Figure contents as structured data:
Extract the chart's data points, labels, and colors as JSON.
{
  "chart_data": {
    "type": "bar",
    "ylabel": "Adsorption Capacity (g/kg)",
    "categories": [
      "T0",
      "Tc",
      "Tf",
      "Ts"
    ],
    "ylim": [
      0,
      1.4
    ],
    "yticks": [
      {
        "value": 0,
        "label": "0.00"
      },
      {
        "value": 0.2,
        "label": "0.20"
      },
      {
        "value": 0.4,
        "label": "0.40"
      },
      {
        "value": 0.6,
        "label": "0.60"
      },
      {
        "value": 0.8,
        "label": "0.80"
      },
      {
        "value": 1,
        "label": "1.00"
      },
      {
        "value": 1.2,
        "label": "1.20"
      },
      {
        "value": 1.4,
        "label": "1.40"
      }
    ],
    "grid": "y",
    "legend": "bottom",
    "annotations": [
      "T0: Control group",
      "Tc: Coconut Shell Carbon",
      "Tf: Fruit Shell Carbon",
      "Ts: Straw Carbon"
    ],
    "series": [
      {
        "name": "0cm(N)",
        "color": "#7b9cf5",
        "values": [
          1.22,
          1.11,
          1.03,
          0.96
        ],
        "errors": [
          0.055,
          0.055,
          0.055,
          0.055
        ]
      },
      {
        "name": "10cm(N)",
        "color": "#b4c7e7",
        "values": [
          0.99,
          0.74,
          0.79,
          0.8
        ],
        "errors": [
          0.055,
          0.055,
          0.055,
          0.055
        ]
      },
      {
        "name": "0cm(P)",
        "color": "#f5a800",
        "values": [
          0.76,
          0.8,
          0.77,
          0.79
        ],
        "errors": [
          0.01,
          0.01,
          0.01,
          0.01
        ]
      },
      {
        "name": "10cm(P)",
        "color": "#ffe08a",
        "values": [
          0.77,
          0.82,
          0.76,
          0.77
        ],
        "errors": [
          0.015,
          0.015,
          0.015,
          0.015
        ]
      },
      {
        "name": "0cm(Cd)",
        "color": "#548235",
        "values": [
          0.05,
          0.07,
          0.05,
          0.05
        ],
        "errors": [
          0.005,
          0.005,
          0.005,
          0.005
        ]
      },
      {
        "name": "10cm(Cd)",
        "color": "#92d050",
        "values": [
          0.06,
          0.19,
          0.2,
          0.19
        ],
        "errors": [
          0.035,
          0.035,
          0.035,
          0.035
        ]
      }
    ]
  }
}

» Directions
Identify and copy all lines with the word "Carbon".

» Answer to this exercise
      "Tc: Coconut Shell Carbon",
      "Tf: Fruit Shell Carbon",
      "Ts: Straw Carbon"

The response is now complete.